- Supplied records
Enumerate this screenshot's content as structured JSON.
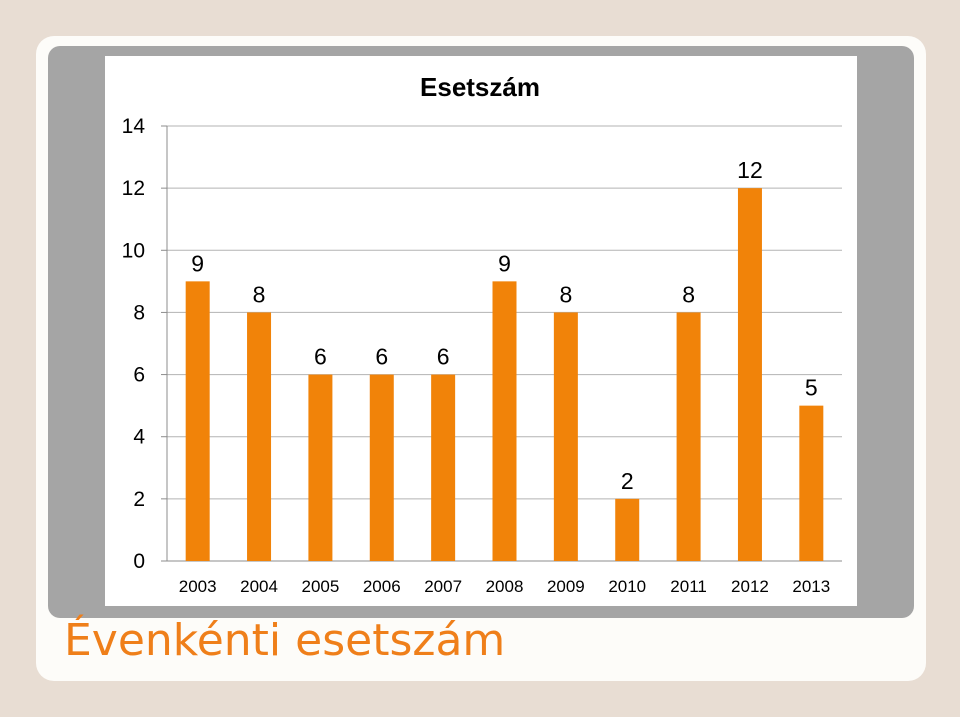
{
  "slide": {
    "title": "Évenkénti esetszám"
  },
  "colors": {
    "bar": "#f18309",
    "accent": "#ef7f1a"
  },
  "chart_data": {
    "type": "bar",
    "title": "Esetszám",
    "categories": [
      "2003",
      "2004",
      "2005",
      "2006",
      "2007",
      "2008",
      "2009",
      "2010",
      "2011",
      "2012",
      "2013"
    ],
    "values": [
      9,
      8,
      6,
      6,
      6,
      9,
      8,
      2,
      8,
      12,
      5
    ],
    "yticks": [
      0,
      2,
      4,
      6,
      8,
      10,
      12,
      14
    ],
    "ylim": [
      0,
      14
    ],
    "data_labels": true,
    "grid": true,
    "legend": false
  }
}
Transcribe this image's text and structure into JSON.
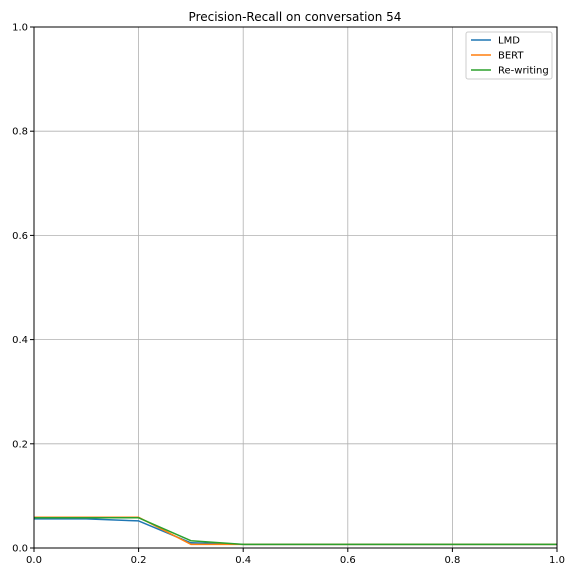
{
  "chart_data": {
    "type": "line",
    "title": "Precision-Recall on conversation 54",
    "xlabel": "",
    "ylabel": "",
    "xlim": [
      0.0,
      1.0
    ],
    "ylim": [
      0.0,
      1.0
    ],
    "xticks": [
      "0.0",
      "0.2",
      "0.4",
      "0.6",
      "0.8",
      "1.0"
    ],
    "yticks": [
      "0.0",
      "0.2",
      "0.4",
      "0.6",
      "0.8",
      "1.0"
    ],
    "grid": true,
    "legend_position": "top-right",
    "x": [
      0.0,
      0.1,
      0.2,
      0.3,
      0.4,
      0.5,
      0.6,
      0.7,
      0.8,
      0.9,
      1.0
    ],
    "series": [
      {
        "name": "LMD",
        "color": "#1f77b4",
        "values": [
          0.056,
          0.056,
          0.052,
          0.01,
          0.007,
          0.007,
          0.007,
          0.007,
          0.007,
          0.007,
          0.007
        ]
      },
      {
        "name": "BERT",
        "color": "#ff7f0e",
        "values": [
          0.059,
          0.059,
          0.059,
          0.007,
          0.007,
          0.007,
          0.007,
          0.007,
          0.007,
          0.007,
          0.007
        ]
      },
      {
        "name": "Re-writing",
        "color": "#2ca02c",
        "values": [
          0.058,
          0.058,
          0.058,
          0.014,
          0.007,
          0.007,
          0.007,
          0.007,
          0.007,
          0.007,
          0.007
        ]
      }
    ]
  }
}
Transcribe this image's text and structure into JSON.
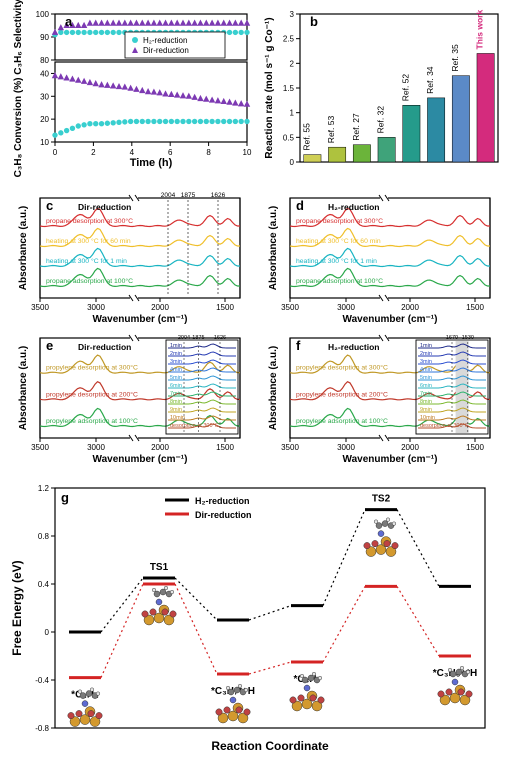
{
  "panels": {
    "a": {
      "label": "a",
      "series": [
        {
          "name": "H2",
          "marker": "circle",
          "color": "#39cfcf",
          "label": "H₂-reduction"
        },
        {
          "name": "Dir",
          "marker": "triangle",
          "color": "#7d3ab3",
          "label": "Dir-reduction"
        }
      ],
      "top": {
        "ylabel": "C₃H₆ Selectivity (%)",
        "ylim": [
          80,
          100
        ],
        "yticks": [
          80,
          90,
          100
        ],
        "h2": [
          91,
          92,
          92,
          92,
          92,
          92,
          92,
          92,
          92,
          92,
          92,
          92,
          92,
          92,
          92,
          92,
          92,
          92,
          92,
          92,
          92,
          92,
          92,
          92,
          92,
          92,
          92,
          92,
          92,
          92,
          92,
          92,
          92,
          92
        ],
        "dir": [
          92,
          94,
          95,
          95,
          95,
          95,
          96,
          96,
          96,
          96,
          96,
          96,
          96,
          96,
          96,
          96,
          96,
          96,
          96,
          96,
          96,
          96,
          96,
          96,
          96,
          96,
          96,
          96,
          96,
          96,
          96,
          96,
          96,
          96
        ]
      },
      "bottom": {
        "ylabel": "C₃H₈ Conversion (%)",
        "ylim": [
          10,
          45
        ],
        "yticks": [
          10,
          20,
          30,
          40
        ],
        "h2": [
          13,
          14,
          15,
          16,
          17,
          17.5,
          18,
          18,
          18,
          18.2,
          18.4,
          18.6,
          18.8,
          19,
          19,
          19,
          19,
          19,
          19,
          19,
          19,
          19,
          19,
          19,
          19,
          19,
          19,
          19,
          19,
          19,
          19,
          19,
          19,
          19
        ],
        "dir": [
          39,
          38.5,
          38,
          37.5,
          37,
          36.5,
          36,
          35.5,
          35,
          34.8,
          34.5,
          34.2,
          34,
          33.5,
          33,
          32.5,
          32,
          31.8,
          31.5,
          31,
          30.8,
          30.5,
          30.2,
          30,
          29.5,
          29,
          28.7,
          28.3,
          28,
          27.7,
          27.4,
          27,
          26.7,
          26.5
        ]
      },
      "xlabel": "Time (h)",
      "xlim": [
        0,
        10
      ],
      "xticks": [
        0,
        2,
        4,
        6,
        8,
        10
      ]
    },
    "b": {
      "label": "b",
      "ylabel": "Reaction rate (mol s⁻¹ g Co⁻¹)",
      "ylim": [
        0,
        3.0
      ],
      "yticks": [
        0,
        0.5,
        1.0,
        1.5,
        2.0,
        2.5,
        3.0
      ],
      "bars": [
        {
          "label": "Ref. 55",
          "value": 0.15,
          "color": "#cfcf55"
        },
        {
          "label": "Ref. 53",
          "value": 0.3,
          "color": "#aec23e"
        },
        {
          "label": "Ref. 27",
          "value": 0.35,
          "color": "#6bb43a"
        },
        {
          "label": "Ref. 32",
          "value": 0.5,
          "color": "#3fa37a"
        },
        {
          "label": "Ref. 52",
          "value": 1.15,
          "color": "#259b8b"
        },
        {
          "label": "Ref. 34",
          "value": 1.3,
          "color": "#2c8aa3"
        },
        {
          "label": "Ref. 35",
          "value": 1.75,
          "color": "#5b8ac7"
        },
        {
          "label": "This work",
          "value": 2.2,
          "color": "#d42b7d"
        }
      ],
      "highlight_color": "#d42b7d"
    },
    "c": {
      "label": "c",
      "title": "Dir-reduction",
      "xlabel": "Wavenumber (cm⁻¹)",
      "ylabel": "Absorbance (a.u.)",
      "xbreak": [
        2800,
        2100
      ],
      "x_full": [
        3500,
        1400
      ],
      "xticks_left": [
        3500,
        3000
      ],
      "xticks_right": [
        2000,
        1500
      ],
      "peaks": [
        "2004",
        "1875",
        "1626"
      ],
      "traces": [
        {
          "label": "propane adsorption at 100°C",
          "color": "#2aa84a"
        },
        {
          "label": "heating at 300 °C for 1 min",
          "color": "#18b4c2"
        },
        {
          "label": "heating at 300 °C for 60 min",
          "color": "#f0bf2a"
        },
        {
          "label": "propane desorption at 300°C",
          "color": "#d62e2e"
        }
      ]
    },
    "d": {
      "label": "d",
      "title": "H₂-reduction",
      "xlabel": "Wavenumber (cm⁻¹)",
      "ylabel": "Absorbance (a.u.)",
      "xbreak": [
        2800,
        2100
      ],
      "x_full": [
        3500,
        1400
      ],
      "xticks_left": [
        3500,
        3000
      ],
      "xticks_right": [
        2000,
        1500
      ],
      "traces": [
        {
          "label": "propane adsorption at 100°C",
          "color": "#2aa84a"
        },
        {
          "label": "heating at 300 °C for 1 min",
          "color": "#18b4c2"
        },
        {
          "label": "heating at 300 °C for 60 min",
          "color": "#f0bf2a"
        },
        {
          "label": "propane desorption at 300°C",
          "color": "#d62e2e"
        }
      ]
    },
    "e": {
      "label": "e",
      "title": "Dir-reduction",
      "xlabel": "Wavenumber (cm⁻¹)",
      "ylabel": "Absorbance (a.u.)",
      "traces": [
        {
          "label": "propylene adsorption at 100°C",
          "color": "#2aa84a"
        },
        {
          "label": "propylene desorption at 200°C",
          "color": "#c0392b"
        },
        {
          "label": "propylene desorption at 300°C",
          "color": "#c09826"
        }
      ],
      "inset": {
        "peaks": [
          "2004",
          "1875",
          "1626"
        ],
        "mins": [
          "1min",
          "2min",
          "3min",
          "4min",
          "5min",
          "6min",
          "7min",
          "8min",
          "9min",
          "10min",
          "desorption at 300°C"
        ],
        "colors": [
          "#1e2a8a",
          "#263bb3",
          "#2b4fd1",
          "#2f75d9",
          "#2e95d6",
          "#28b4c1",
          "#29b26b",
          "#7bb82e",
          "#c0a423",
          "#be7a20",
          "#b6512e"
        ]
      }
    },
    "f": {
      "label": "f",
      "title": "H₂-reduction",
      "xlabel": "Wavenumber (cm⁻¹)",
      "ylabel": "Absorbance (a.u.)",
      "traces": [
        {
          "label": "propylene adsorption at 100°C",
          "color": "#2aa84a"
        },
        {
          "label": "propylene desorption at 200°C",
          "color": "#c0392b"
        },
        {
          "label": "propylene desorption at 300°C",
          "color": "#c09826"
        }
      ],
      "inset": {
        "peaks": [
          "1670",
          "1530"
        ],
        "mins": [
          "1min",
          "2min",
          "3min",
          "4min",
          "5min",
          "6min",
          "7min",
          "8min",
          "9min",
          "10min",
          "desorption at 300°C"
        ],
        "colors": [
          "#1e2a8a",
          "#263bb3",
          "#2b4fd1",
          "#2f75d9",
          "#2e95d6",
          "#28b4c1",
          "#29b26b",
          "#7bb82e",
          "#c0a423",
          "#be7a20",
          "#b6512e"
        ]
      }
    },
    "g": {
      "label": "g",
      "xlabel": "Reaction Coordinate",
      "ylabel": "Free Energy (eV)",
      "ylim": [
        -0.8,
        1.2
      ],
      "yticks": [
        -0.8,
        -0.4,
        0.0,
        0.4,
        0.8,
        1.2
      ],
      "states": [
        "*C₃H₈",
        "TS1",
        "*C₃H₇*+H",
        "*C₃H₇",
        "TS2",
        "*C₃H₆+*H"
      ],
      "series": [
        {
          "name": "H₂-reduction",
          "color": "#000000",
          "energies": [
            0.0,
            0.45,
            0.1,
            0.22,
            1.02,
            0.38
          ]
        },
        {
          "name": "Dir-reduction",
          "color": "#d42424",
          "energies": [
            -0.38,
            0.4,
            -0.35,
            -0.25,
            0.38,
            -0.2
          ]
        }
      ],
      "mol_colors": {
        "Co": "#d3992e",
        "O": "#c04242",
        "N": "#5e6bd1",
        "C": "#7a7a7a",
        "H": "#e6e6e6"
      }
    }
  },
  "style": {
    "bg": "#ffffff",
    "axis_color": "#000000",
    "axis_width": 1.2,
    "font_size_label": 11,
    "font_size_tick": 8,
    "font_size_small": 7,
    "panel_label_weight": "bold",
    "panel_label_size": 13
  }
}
==
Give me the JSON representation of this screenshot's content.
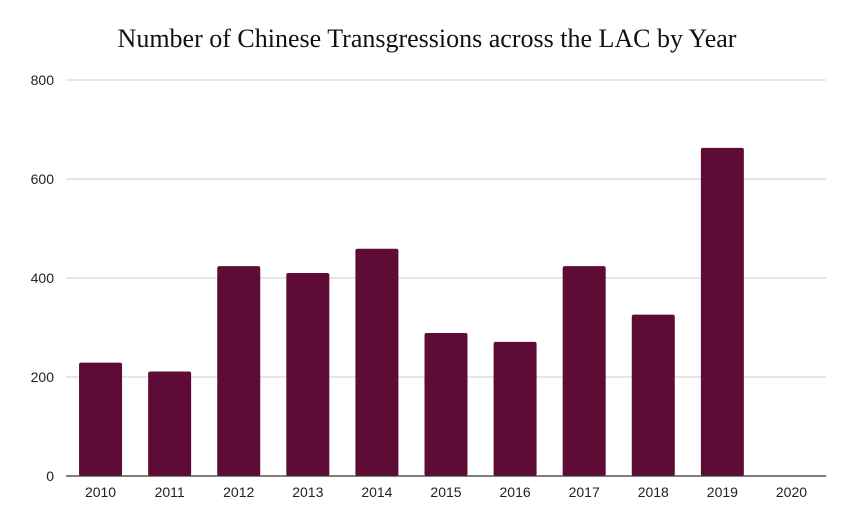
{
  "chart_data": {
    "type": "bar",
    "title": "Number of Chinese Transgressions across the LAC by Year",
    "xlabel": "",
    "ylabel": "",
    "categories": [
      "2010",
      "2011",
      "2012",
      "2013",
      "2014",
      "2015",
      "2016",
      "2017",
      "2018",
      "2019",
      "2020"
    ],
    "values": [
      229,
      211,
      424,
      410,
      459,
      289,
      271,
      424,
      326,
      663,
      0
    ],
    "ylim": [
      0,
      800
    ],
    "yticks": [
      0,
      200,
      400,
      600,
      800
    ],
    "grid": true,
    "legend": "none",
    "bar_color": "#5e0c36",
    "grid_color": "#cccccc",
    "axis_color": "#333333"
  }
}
--
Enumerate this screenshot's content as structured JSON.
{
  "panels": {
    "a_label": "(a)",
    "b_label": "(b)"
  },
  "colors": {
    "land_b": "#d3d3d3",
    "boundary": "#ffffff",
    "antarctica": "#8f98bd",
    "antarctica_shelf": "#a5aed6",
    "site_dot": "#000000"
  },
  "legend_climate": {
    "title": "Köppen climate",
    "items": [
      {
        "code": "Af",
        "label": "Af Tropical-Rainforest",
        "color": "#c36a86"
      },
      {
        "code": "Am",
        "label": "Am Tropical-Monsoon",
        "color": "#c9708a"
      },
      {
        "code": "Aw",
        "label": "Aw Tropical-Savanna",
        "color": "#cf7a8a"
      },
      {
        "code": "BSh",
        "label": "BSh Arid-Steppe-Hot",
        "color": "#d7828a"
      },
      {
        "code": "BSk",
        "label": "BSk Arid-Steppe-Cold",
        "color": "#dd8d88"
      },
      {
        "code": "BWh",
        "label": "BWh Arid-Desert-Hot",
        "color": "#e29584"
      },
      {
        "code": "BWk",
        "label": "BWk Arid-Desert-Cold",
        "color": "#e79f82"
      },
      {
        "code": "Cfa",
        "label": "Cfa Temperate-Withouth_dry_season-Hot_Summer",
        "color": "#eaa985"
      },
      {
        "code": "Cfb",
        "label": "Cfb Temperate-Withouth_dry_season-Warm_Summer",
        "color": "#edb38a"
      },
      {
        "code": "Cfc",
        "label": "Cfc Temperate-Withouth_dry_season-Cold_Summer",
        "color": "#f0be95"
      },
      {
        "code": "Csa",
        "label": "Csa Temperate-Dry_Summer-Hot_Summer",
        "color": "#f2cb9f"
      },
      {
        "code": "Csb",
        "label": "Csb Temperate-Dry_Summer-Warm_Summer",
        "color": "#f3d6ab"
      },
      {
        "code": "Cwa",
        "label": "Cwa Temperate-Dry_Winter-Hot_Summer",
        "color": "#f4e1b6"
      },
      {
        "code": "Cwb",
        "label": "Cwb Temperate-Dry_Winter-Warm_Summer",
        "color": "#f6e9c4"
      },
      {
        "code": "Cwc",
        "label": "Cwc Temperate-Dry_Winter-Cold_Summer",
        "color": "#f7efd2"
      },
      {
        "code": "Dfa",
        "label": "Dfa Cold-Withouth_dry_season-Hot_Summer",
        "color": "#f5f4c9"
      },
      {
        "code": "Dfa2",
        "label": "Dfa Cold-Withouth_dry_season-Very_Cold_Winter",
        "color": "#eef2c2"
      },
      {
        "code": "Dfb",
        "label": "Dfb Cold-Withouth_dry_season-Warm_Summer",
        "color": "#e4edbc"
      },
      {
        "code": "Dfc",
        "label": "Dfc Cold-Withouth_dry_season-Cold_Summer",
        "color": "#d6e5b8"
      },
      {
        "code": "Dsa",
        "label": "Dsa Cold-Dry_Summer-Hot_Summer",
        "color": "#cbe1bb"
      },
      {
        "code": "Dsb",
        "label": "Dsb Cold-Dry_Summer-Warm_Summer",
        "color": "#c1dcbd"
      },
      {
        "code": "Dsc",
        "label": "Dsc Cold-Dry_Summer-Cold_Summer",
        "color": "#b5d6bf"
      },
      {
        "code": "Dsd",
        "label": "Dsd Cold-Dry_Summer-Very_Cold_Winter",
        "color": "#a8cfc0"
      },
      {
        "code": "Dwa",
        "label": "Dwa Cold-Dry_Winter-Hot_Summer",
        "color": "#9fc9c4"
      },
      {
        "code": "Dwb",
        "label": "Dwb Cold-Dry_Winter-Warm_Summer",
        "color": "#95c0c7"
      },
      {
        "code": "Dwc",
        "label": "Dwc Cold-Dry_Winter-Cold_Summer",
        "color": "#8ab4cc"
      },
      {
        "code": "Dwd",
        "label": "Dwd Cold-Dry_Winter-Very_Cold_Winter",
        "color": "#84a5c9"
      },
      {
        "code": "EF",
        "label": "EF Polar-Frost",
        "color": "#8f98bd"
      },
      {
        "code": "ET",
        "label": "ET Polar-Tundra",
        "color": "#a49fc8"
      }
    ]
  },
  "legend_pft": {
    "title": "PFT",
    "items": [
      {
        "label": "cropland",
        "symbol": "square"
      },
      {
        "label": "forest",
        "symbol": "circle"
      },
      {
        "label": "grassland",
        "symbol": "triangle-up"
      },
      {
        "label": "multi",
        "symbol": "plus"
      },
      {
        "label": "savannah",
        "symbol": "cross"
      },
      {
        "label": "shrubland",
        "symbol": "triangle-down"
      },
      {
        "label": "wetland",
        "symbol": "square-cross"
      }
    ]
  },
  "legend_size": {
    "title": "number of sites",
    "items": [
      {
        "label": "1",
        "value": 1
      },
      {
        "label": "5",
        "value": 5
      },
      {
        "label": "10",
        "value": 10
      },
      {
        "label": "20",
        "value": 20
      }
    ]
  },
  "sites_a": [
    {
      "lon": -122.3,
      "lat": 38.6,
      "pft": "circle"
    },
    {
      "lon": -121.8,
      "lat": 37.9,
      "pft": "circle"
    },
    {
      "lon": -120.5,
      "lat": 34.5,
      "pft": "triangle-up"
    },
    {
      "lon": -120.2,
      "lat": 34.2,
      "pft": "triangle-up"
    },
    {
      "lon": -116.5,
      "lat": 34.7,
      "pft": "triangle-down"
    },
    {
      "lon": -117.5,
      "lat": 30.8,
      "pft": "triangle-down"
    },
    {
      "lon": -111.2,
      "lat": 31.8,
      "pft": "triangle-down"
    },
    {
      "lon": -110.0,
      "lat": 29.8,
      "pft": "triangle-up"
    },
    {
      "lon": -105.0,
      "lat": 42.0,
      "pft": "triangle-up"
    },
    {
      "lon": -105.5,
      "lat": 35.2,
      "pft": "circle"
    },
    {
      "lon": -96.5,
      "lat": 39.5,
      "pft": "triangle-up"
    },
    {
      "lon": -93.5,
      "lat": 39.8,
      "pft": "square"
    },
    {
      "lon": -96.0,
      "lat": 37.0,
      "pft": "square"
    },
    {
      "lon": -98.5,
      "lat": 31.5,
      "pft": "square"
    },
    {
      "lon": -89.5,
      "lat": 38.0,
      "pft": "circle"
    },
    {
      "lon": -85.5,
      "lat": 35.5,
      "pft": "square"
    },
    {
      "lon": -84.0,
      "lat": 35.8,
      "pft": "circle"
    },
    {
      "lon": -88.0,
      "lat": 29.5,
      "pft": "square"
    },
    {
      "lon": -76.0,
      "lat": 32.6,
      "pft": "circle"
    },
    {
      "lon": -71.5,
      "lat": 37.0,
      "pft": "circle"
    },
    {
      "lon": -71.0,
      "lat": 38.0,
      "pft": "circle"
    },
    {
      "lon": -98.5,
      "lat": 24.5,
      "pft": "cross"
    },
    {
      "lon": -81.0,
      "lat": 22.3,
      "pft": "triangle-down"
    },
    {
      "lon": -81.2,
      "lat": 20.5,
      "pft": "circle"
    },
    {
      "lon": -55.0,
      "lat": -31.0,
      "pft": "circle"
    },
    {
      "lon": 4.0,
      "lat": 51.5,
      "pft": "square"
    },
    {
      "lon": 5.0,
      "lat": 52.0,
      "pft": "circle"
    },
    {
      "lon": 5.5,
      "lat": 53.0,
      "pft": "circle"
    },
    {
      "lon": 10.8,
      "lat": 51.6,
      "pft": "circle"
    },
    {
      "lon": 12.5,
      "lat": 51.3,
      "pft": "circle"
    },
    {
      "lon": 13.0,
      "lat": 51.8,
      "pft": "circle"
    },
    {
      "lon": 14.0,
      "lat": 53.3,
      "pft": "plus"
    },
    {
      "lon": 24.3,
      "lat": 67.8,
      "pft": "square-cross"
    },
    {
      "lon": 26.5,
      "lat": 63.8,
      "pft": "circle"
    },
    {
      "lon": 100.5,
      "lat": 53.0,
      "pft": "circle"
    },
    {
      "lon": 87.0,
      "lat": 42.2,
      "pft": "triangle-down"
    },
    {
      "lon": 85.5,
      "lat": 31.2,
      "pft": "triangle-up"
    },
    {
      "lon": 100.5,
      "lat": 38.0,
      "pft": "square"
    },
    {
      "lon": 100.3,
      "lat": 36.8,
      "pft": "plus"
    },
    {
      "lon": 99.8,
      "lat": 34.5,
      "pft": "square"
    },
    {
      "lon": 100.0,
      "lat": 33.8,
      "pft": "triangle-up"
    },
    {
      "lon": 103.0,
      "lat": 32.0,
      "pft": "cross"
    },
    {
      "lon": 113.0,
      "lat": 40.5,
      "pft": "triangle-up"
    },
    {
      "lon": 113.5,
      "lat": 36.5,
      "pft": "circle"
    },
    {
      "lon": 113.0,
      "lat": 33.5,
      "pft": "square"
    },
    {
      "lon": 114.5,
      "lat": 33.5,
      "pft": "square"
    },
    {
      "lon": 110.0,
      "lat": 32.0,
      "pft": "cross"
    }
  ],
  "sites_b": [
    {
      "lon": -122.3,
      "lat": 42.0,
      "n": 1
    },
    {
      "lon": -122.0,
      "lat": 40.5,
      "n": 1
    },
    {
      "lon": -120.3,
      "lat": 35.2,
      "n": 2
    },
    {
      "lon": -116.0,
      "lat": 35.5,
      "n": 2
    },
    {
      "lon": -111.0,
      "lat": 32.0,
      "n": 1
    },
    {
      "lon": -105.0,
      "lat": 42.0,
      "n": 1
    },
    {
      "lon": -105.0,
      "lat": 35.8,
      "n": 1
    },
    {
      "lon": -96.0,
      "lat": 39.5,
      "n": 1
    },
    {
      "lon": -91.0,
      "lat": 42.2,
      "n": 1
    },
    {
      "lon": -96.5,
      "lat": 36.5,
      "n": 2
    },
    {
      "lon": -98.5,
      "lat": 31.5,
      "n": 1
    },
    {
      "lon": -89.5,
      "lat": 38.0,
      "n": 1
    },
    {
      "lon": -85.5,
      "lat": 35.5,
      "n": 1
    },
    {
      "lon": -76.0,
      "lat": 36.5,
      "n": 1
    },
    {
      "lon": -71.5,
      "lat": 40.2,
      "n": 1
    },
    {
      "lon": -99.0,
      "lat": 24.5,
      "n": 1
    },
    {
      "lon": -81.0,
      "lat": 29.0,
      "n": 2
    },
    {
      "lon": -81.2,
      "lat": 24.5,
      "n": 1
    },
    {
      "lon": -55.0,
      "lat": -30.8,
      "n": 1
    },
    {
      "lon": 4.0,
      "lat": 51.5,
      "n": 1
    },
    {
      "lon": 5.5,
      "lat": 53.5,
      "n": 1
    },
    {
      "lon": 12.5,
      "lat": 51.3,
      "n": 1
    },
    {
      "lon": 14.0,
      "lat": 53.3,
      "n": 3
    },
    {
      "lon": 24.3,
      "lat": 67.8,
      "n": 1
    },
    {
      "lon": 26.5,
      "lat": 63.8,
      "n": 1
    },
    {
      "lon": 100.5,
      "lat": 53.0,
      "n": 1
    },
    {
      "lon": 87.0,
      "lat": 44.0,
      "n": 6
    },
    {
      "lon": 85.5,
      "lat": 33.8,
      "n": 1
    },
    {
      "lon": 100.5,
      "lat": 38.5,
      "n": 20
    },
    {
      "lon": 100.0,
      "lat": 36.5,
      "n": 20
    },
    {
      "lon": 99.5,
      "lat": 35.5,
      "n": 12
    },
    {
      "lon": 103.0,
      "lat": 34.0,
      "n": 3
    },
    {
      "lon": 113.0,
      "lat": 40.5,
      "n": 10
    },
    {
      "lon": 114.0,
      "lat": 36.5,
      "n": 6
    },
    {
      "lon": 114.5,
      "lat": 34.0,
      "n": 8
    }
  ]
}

- Requirements
How many lines of the data contain the word "Reaction"? Answer with the number alone.

- Output for this exercise
2